* **DIRECTIONS FOR THIS TASK**
Will you extract the entries word for word? Images should not appear in the copy.

Figure data in JSON

- - -

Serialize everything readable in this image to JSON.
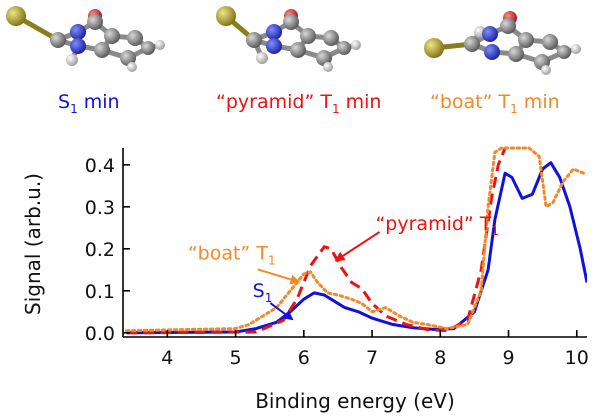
{
  "molecule_labels": [
    {
      "main": "S",
      "sub": "1",
      "rest": " min",
      "color": "#1111dd"
    },
    {
      "prefix": "“pyramid” T",
      "sub": "1",
      "rest": " min",
      "color": "#ee1111"
    },
    {
      "prefix": "“boat” T",
      "sub": "1",
      "rest": " min",
      "color": "#f08a2a"
    }
  ],
  "colors": {
    "s1": "#1111dd",
    "pyramid": "#ee1111",
    "boat": "#f08a2a",
    "carbon": "#808080",
    "nitrogen": "#2233cc",
    "oxygen": "#cc2222",
    "sulfur": "#a89a1a",
    "hydrogen": "#e6e6e6"
  },
  "chart_data": {
    "type": "line",
    "xlabel": "Binding energy (eV)",
    "ylabel": "Signal (arb.u.)",
    "xlim": [
      3.35,
      10.15
    ],
    "ylim": [
      -0.01,
      0.44
    ],
    "xticks": [
      4,
      5,
      6,
      7,
      8,
      9,
      10
    ],
    "yticks": [
      0.0,
      0.1,
      0.2,
      0.3,
      0.4
    ],
    "ytick_labels": [
      "0.0",
      "0.1",
      "0.2",
      "0.3",
      "0.4"
    ],
    "grid": false,
    "series": [
      {
        "name": "S1",
        "style": "solid",
        "color": "#1111dd",
        "x": [
          3.4,
          5.0,
          5.3,
          5.6,
          5.8,
          6.0,
          6.15,
          6.3,
          6.45,
          6.6,
          6.8,
          7.0,
          7.3,
          7.6,
          7.9,
          8.2,
          8.5,
          8.7,
          8.8,
          8.95,
          9.05,
          9.2,
          9.35,
          9.5,
          9.62,
          9.75,
          9.9,
          10.05,
          10.15
        ],
        "y": [
          0.0,
          0.002,
          0.01,
          0.025,
          0.05,
          0.08,
          0.095,
          0.09,
          0.075,
          0.06,
          0.05,
          0.035,
          0.02,
          0.012,
          0.008,
          0.01,
          0.05,
          0.15,
          0.27,
          0.38,
          0.37,
          0.32,
          0.33,
          0.39,
          0.405,
          0.37,
          0.3,
          0.2,
          0.12
        ]
      },
      {
        "name": "“pyramid” T1",
        "style": "dashed",
        "color": "#ee1111",
        "x": [
          3.4,
          5.3,
          5.7,
          5.9,
          6.1,
          6.3,
          6.4,
          6.55,
          6.7,
          6.85,
          7.0,
          7.2,
          7.5,
          7.8,
          8.1,
          8.4,
          8.6,
          8.75,
          8.85,
          8.95
        ],
        "y": [
          0.0,
          0.002,
          0.03,
          0.08,
          0.16,
          0.205,
          0.2,
          0.155,
          0.12,
          0.105,
          0.07,
          0.04,
          0.02,
          0.008,
          0.005,
          0.03,
          0.15,
          0.32,
          0.4,
          0.44
        ]
      },
      {
        "name": "“boat” T1",
        "style": "dotted",
        "color": "#f08a2a",
        "x": [
          3.4,
          5.0,
          5.2,
          5.4,
          5.6,
          5.8,
          6.0,
          6.1,
          6.2,
          6.35,
          6.5,
          6.7,
          6.85,
          7.0,
          7.2,
          7.4,
          7.6,
          7.8,
          8.1,
          8.4,
          8.6,
          8.7,
          8.8,
          8.9,
          9.3,
          9.45,
          9.55,
          9.65,
          9.8,
          9.95,
          10.1
        ],
        "y": [
          0.005,
          0.01,
          0.02,
          0.04,
          0.06,
          0.1,
          0.14,
          0.145,
          0.12,
          0.095,
          0.09,
          0.08,
          0.07,
          0.05,
          0.06,
          0.04,
          0.025,
          0.02,
          0.01,
          0.02,
          0.1,
          0.3,
          0.43,
          0.44,
          0.44,
          0.42,
          0.3,
          0.31,
          0.36,
          0.39,
          0.38
        ]
      }
    ],
    "annotations": [
      {
        "series": 0,
        "prefix": "S",
        "sub": "1",
        "color": "#1111dd",
        "text_x": 5.25,
        "text_y": 0.085,
        "arrow_to_x": 5.85,
        "arrow_to_y": 0.03
      },
      {
        "series": 2,
        "prefix": "“boat” T",
        "sub": "1",
        "color": "#f08a2a",
        "text_x": 4.3,
        "text_y": 0.175,
        "arrow_to_x": 5.95,
        "arrow_to_y": 0.12
      },
      {
        "series": 1,
        "prefix": "“pyramid” T",
        "sub": "1",
        "color": "#ee1111",
        "text_x": 7.05,
        "text_y": 0.245,
        "arrow_to_x": 6.45,
        "arrow_to_y": 0.17
      }
    ]
  }
}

- - -

* **EXPECTED ANSWER**
Serialize everything readable in this image to JSON.
{
  "molecule_labels": [
    {
      "main": "S",
      "sub": "1",
      "rest": " min",
      "color": "#1111dd"
    },
    {
      "prefix": "“pyramid” T",
      "sub": "1",
      "rest": " min",
      "color": "#ee1111"
    },
    {
      "prefix": "“boat” T",
      "sub": "1",
      "rest": " min",
      "color": "#f08a2a"
    }
  ],
  "colors": {
    "s1": "#1111dd",
    "pyramid": "#ee1111",
    "boat": "#f08a2a",
    "carbon": "#808080",
    "nitrogen": "#2233cc",
    "oxygen": "#cc2222",
    "sulfur": "#a89a1a",
    "hydrogen": "#e6e6e6"
  },
  "chart_data": {
    "type": "line",
    "xlabel": "Binding energy (eV)",
    "ylabel": "Signal (arb.u.)",
    "xlim": [
      3.35,
      10.15
    ],
    "ylim": [
      -0.01,
      0.44
    ],
    "xticks": [
      4,
      5,
      6,
      7,
      8,
      9,
      10
    ],
    "yticks": [
      0.0,
      0.1,
      0.2,
      0.3,
      0.4
    ],
    "ytick_labels": [
      "0.0",
      "0.1",
      "0.2",
      "0.3",
      "0.4"
    ],
    "grid": false,
    "series": [
      {
        "name": "S1",
        "style": "solid",
        "color": "#1111dd",
        "x": [
          3.4,
          5.0,
          5.3,
          5.6,
          5.8,
          6.0,
          6.15,
          6.3,
          6.45,
          6.6,
          6.8,
          7.0,
          7.3,
          7.6,
          7.9,
          8.2,
          8.5,
          8.7,
          8.8,
          8.95,
          9.05,
          9.2,
          9.35,
          9.5,
          9.62,
          9.75,
          9.9,
          10.05,
          10.15
        ],
        "y": [
          0.0,
          0.002,
          0.01,
          0.025,
          0.05,
          0.08,
          0.095,
          0.09,
          0.075,
          0.06,
          0.05,
          0.035,
          0.02,
          0.012,
          0.008,
          0.01,
          0.05,
          0.15,
          0.27,
          0.38,
          0.37,
          0.32,
          0.33,
          0.39,
          0.405,
          0.37,
          0.3,
          0.2,
          0.12
        ]
      },
      {
        "name": "“pyramid” T1",
        "style": "dashed",
        "color": "#ee1111",
        "x": [
          3.4,
          5.3,
          5.7,
          5.9,
          6.1,
          6.3,
          6.4,
          6.55,
          6.7,
          6.85,
          7.0,
          7.2,
          7.5,
          7.8,
          8.1,
          8.4,
          8.6,
          8.75,
          8.85,
          8.95
        ],
        "y": [
          0.0,
          0.002,
          0.03,
          0.08,
          0.16,
          0.205,
          0.2,
          0.155,
          0.12,
          0.105,
          0.07,
          0.04,
          0.02,
          0.008,
          0.005,
          0.03,
          0.15,
          0.32,
          0.4,
          0.44
        ]
      },
      {
        "name": "“boat” T1",
        "style": "dotted",
        "color": "#f08a2a",
        "x": [
          3.4,
          5.0,
          5.2,
          5.4,
          5.6,
          5.8,
          6.0,
          6.1,
          6.2,
          6.35,
          6.5,
          6.7,
          6.85,
          7.0,
          7.2,
          7.4,
          7.6,
          7.8,
          8.1,
          8.4,
          8.6,
          8.7,
          8.8,
          8.9,
          9.3,
          9.45,
          9.55,
          9.65,
          9.8,
          9.95,
          10.1
        ],
        "y": [
          0.005,
          0.01,
          0.02,
          0.04,
          0.06,
          0.1,
          0.14,
          0.145,
          0.12,
          0.095,
          0.09,
          0.08,
          0.07,
          0.05,
          0.06,
          0.04,
          0.025,
          0.02,
          0.01,
          0.02,
          0.1,
          0.3,
          0.43,
          0.44,
          0.44,
          0.42,
          0.3,
          0.31,
          0.36,
          0.39,
          0.38
        ]
      }
    ],
    "annotations": [
      {
        "series": 0,
        "prefix": "S",
        "sub": "1",
        "color": "#1111dd",
        "text_x": 5.25,
        "text_y": 0.085,
        "arrow_to_x": 5.85,
        "arrow_to_y": 0.03
      },
      {
        "series": 2,
        "prefix": "“boat” T",
        "sub": "1",
        "color": "#f08a2a",
        "text_x": 4.3,
        "text_y": 0.175,
        "arrow_to_x": 5.95,
        "arrow_to_y": 0.12
      },
      {
        "series": 1,
        "prefix": "“pyramid” T",
        "sub": "1",
        "color": "#ee1111",
        "text_x": 7.05,
        "text_y": 0.245,
        "arrow_to_x": 6.45,
        "arrow_to_y": 0.17
      }
    ]
  }
}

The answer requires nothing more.